begin

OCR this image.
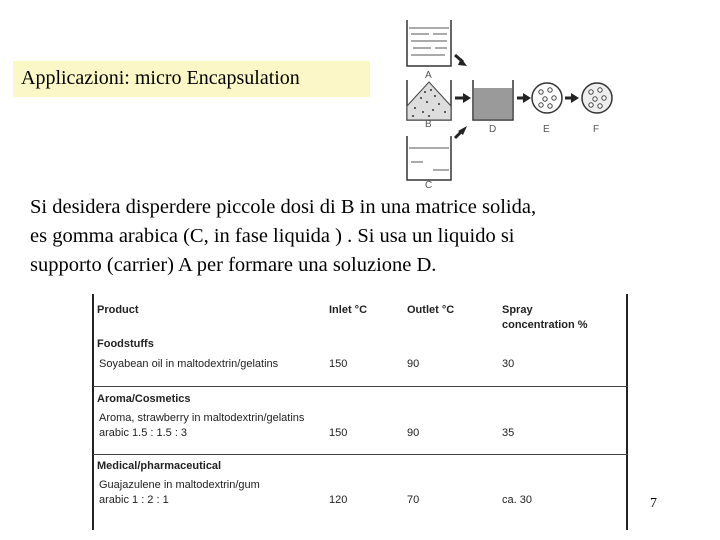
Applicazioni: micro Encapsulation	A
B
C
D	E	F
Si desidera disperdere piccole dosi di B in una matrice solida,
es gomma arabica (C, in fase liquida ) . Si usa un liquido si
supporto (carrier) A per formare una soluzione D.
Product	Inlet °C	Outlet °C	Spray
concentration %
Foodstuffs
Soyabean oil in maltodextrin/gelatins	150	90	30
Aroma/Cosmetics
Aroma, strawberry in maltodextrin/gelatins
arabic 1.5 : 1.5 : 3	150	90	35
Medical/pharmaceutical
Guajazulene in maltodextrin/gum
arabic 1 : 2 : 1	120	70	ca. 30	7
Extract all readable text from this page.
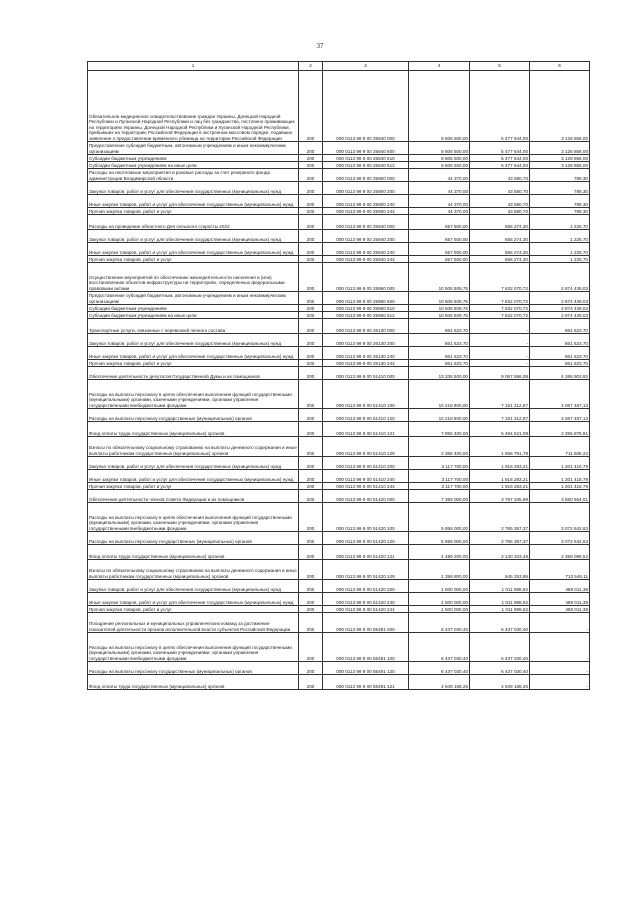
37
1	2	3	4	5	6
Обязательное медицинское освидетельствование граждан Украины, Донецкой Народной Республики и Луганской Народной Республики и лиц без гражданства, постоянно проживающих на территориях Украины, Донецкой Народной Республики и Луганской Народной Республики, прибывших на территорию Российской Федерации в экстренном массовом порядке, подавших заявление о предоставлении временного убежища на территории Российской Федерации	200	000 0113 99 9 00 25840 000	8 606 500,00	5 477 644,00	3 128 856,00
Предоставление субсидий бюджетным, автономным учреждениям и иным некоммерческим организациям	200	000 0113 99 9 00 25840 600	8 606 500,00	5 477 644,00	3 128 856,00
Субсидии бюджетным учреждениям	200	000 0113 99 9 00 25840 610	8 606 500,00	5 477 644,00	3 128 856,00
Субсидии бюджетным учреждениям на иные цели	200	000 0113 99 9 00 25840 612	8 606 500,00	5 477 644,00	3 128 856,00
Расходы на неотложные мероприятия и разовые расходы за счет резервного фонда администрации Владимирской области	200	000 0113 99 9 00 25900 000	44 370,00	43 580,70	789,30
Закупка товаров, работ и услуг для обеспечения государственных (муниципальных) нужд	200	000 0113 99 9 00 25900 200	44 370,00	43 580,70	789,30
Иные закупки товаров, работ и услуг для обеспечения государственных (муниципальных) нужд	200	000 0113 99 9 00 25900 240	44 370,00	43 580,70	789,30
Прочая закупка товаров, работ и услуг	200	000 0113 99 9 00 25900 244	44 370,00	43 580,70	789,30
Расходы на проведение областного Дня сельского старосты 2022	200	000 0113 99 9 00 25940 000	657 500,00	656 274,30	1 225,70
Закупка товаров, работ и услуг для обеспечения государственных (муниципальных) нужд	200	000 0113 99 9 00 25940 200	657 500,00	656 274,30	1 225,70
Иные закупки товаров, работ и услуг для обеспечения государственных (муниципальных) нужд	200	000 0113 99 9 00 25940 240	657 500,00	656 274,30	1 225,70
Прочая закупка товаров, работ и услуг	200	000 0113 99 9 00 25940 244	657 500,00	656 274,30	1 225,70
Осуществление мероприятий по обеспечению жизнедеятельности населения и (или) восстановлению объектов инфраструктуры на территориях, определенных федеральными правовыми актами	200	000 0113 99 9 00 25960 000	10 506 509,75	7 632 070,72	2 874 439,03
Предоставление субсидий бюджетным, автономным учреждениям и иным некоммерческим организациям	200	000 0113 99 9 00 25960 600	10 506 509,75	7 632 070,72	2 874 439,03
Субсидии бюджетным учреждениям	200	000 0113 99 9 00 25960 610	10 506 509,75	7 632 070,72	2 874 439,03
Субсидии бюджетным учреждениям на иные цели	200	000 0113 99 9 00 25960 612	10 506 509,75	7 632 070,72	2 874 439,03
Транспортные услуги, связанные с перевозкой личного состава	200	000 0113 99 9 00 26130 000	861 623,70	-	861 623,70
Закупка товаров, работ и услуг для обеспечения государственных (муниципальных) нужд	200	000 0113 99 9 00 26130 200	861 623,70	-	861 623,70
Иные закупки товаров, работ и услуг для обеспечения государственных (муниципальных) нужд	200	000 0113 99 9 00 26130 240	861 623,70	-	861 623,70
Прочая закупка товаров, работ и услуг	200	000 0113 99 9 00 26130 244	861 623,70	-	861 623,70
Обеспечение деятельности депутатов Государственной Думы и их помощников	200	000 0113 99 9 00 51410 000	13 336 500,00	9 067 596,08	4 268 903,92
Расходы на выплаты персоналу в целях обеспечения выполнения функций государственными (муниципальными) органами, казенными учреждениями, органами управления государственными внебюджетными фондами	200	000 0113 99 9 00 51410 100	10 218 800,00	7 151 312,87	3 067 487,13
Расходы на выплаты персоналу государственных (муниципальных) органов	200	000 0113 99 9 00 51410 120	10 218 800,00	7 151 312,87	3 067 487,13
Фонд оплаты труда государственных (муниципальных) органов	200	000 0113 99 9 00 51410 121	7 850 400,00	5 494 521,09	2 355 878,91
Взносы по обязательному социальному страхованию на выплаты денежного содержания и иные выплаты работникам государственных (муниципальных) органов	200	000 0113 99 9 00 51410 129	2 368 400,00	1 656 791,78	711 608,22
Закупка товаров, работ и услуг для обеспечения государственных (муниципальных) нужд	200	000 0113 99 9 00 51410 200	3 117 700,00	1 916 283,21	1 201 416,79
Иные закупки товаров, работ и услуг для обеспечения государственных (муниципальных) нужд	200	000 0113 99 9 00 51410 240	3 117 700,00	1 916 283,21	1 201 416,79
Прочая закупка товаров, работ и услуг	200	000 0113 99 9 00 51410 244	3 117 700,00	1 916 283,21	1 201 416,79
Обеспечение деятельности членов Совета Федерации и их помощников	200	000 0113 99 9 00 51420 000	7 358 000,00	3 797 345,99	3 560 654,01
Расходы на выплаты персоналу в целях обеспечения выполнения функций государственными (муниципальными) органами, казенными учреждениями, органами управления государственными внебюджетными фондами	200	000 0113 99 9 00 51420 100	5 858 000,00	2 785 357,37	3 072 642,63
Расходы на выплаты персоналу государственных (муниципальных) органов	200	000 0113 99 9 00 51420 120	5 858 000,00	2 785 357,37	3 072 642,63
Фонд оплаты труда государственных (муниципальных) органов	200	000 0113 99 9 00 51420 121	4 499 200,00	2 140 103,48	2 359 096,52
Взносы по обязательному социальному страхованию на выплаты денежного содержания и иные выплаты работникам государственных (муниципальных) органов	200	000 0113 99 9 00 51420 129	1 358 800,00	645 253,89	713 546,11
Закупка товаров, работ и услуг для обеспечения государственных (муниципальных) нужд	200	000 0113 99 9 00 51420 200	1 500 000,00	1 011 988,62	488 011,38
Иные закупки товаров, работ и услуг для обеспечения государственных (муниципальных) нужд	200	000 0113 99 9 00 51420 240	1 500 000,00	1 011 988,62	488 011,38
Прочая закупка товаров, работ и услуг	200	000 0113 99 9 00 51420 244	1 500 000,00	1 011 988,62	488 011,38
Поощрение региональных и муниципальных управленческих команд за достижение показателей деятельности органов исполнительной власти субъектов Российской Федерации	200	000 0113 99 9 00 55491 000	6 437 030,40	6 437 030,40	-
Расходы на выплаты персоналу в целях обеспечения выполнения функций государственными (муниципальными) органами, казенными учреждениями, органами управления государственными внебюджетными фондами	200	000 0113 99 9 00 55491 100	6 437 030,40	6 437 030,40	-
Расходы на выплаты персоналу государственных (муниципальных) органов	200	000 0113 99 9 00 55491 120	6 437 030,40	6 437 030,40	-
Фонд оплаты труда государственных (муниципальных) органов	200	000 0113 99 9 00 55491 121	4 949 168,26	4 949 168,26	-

end
begin

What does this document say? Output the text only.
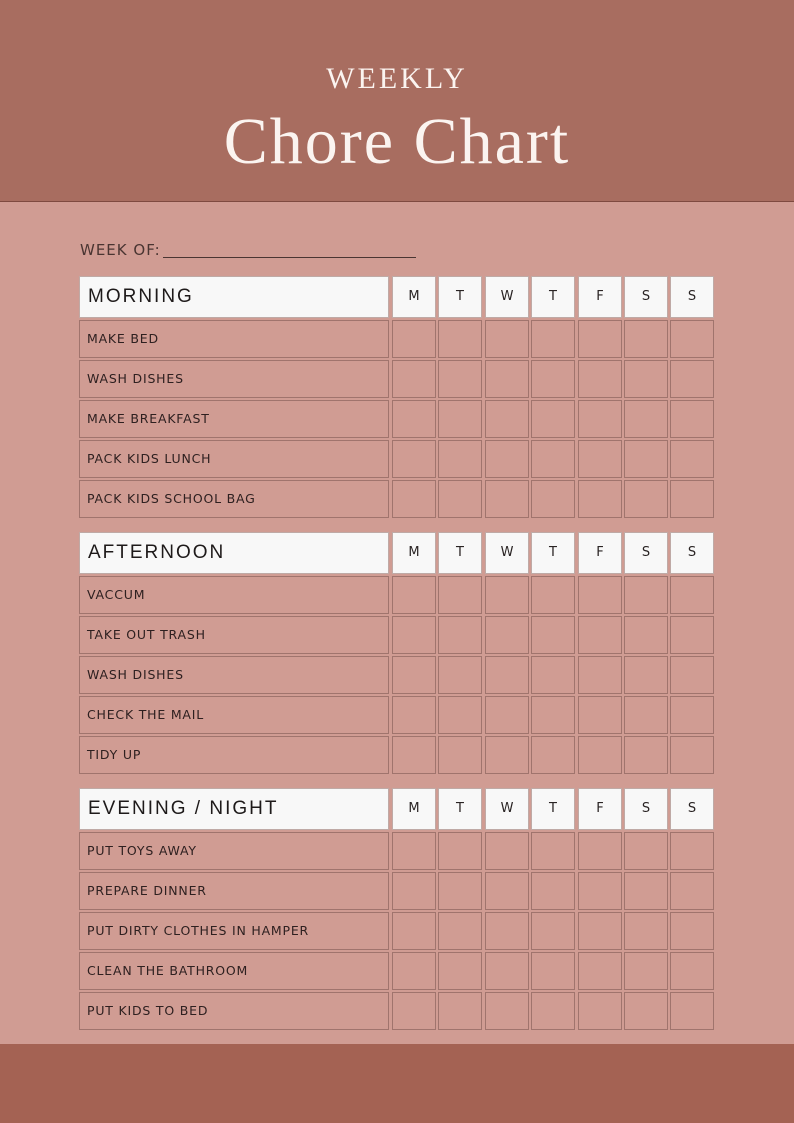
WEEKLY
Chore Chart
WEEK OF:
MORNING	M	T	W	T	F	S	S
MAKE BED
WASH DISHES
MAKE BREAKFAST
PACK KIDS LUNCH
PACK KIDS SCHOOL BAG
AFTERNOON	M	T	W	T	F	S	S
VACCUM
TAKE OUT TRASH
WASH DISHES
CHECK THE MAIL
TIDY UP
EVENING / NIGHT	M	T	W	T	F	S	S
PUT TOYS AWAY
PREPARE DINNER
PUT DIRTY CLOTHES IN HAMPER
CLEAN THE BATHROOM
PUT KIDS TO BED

end

- _What you will do_: Filter the entries down to the lines containing "страхованию". Copy each of those lines.

- _Finished answer_:
Взносы по обязательному социальному страхованию на выплаты денежного содержания и иные выплаты работникам государственных (муниципальных) органов	200	000 0113 99 9 00 51410 129	2 368 400,00	1 656 791,78	711 608,22
Взносы по обязательному социальному страхованию на выплаты денежного содержания и иные выплаты работникам государственных (муниципальных) органов	200	000 0113 99 9 00 51420 129	1 358 800,00	645 253,89	713 546,11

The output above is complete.